GIVEN INSTRUCTION 1
In the article below about the Arts and Learning Conservatory, rename "summer camps" as "summer intensives" and give back the part that opens with the words "What started as" and closes with "of the story.".

EXTRACT PROVIDED
What started as an after-school summer program at Vanguard University, where Wondercheck was teaching at the time, quickly turned into a nonprofit organization providing arts instruction in over 40 schools throughout Southern California, including a few schools in San Bernardino and Los Angeles County.

Based in Costa Mesa, the Arts and Learning Conservatory offers classes in music, theater and dance throughout its fall sessions and summer camps. Productions are also held throughout the year with some of the most popular shows being “Mary Poppins,” “The Addam’s Family” and its most recent show, “Once on This Island,” presented this past July. 

Wondercheck said “Once on This Island,” which tells the story of a dark-skinned peasant girl who falls in love with a light-skinned boy, is a musical that should not be done if the cast cannot properly represent the characters of the story. 

According to Wondercheck, the lead needs to be a Black young lady, and the rest of the cast should showcase people from all walks of life, including white, Asian, Latino and, of course, other Black folks as well.

During the casting process for “Once on This Island,” Wondercheck actively reached out to community organizations of color. Because the Black population makes up only about 2% of the county, finding someone who was Black and also understood the discipline of the theatrical arts was even more difficult.

“I joined, like, every group I could just to be able to be proactive in finding the children that would not only benefit from the show, but would be presented in such a beautiful light on that stage,” Wondercheck said.

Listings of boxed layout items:
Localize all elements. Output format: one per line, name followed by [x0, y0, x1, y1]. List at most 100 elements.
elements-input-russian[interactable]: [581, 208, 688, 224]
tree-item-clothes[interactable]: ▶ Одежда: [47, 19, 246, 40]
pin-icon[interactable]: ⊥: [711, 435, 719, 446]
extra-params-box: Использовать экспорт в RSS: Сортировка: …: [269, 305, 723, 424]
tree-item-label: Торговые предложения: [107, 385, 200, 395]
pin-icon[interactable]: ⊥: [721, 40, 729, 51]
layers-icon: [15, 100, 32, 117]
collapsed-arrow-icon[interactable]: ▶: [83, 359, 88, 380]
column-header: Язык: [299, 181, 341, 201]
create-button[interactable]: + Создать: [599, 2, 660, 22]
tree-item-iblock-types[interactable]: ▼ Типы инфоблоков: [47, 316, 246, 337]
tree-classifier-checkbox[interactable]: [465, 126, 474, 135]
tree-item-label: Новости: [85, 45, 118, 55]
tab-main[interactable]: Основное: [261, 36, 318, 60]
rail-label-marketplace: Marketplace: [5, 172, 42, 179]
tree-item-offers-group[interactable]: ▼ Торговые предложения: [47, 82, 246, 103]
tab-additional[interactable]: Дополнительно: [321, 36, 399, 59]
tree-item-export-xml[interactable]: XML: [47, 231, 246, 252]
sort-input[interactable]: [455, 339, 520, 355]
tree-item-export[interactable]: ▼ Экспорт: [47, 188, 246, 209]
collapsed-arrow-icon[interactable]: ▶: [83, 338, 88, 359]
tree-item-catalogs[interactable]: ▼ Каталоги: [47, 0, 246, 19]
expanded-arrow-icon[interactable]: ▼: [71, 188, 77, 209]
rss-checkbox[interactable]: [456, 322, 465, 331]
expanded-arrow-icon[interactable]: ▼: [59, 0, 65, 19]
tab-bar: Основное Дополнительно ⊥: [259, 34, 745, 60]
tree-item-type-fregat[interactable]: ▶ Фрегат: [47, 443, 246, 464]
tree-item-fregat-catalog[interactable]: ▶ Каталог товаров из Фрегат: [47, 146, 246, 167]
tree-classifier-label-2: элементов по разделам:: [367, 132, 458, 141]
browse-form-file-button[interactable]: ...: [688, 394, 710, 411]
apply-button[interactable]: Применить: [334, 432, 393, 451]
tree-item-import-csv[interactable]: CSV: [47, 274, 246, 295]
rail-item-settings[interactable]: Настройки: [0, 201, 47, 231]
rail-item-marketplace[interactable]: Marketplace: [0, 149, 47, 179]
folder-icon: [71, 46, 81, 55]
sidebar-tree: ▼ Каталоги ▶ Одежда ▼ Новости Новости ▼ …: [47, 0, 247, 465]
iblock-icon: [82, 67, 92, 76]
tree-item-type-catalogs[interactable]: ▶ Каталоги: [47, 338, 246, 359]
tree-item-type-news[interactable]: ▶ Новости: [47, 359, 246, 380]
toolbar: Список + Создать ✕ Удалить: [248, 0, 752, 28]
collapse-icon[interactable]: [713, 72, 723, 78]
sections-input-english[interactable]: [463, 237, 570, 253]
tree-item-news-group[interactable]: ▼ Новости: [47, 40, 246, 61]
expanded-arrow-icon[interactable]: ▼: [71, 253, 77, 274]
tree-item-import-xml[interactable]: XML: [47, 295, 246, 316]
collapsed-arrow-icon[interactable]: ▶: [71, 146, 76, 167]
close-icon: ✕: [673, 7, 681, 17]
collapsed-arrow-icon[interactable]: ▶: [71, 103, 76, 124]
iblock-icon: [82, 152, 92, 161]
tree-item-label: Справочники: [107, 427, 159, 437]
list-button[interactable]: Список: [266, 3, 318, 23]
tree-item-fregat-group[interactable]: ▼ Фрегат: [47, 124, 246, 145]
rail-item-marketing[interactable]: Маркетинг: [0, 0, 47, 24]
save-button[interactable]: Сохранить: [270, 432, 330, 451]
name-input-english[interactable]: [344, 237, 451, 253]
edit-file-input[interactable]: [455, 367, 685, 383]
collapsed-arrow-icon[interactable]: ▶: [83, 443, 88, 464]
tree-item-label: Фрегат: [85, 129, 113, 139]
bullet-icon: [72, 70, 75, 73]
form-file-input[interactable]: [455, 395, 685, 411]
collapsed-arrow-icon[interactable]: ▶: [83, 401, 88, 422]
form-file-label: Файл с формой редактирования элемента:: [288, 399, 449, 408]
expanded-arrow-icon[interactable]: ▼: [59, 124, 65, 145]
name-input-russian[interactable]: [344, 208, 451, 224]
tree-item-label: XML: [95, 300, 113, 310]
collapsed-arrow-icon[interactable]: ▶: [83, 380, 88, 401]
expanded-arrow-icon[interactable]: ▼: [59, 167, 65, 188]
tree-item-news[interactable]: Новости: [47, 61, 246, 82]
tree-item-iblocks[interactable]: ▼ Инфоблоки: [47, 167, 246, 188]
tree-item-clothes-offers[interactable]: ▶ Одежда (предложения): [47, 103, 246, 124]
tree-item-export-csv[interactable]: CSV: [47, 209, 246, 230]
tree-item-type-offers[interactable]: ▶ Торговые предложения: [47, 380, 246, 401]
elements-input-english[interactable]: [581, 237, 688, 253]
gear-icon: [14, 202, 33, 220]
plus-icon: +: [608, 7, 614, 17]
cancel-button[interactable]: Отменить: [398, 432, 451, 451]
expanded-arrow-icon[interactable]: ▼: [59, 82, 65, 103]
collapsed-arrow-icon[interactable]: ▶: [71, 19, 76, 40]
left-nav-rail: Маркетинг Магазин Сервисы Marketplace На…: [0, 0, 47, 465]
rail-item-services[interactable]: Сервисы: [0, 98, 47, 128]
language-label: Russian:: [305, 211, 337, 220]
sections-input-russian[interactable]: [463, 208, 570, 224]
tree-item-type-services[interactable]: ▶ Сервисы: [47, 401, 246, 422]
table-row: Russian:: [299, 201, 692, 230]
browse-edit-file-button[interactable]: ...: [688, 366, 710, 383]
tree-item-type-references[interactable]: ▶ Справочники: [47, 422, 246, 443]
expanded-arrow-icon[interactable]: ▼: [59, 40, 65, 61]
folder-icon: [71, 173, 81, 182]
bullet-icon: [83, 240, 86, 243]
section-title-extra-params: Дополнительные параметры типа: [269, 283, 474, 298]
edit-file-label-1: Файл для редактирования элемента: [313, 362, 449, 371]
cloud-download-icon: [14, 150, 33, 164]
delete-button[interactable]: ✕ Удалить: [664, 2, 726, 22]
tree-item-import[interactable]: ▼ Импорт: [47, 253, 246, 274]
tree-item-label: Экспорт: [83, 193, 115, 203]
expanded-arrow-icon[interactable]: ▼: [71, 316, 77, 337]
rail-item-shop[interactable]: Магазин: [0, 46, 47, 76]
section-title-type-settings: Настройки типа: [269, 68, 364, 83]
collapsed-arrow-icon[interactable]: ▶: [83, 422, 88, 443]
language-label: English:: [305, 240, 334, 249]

GIVEN INSTRUCTION 2
Quote the entries above word for word, from their very first line through the line containing "expanded-arrow-icon[interactable]: ▼: [71, 188, 77, 209]", with both of those lines included.

RESPONSE 1
What started as an after-school summer program at Vanguard University, where Wondercheck was teaching at the time, quickly turned into a nonprofit organization providing arts instruction in over 40 schools throughout Southern California, including a few schools in San Bernardino and Los Angeles County.

Based in Costa Mesa, the Arts and Learning Conservatory offers classes in music, theater and dance throughout its fall sessions and summer intensives. Productions are also held throughout the year with some of the most popular shows being “Mary Poppins,” “The Addam’s Family” and its most recent show, “Once on This Island,” presented this past July. 

Wondercheck said “Once on This Island,” which tells the story of a dark-skinned peasant girl who falls in love with a light-skinned boy, is a musical that should not be done if the cast cannot properly represent the characters of the story.

RESPONSE 2
Localize all elements. Output format: one per line, name followed by [x0, y0, x1, y1]. List at most 100 elements.
elements-input-russian[interactable]: [581, 208, 688, 224]
tree-item-clothes[interactable]: ▶ Одежда: [47, 19, 246, 40]
pin-icon[interactable]: ⊥: [711, 435, 719, 446]
extra-params-box: Использовать экспорт в RSS: Сортировка: …: [269, 305, 723, 424]
tree-item-label: Торговые предложения: [107, 385, 200, 395]
pin-icon[interactable]: ⊥: [721, 40, 729, 51]
layers-icon: [15, 100, 32, 117]
collapsed-arrow-icon[interactable]: ▶: [83, 359, 88, 380]
column-header: Язык: [299, 181, 341, 201]
create-button[interactable]: + Создать: [599, 2, 660, 22]
tree-item-iblock-types[interactable]: ▼ Типы инфоблоков: [47, 316, 246, 337]
tree-classifier-checkbox[interactable]: [465, 126, 474, 135]
tree-item-label: Новости: [85, 45, 118, 55]
tab-main[interactable]: Основное: [261, 36, 318, 60]
rail-label-marketplace: Marketplace: [5, 172, 42, 179]
tree-item-offers-group[interactable]: ▼ Торговые предложения: [47, 82, 246, 103]
tab-additional[interactable]: Дополнительно: [321, 36, 399, 59]
tree-item-export-xml[interactable]: XML: [47, 231, 246, 252]
sort-input[interactable]: [455, 339, 520, 355]
tree-item-export[interactable]: ▼ Экспорт: [47, 188, 246, 209]
collapsed-arrow-icon[interactable]: ▶: [83, 338, 88, 359]
tree-item-catalogs[interactable]: ▼ Каталоги: [47, 0, 246, 19]
expanded-arrow-icon[interactable]: ▼: [71, 188, 77, 209]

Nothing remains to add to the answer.